Copy each line in which the string "Chile" occurs.

**** Entries shown

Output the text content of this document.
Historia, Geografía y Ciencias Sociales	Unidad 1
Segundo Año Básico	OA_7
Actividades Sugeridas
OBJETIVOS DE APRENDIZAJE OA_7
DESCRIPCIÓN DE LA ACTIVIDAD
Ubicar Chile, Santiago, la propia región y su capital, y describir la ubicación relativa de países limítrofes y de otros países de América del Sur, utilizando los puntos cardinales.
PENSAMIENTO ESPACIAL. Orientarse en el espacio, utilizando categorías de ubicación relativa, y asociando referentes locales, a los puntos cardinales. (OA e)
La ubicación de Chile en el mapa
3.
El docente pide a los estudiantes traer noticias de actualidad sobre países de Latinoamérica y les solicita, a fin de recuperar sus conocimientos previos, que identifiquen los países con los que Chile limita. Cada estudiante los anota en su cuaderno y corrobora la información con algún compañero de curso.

********

◆ **Response to this exercise**
Ubicar Chile, Santiago, la propia región y su capital, y describir la ubicación relativa de países limítrofes y de otros países de América del Sur, utilizando los puntos cardinales.
La ubicación de Chile en el mapa
El docente pide a los estudiantes traer noticias de actualidad sobre países de Latinoamérica y les solicita, a fin de recuperar sus conocimientos previos, que identifiquen los países con los que Chile limita. Cada estudiante los anota en su cuaderno y corrobora la información con algún compañero de curso.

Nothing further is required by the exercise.